> [Request]: Copy out each line featuring the string "Statistics" from the entries beneath.

*-*-*

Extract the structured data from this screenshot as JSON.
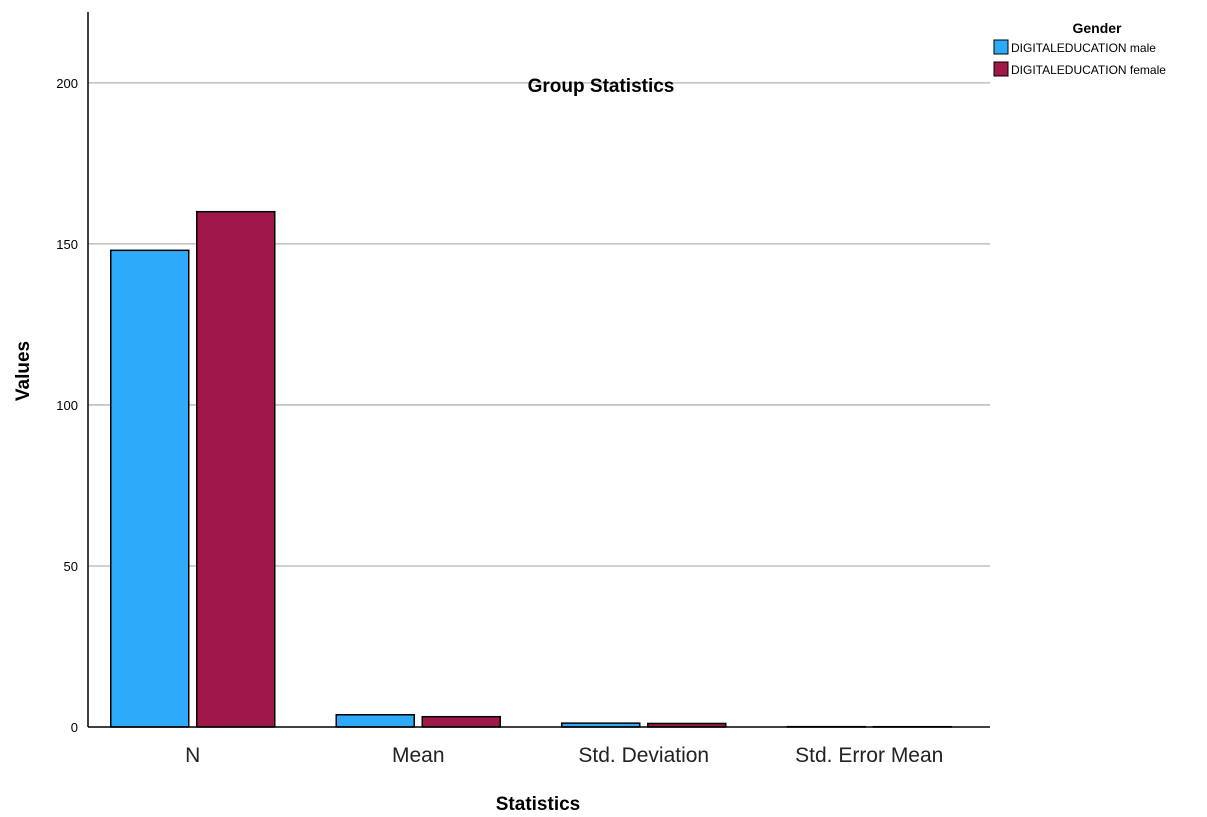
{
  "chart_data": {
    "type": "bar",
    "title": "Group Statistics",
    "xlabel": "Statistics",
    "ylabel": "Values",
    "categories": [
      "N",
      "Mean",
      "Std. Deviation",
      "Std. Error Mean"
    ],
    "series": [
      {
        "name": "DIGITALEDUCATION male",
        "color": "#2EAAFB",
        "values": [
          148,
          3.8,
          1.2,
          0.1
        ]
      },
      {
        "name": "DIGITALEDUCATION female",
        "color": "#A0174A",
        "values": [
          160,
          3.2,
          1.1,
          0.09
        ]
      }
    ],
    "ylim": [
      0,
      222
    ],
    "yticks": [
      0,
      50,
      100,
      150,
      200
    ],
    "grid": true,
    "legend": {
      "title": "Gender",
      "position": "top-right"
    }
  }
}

*-*-*

> [Result below]:
    "title": "Group Statistics",
    "xlabel": "Statistics",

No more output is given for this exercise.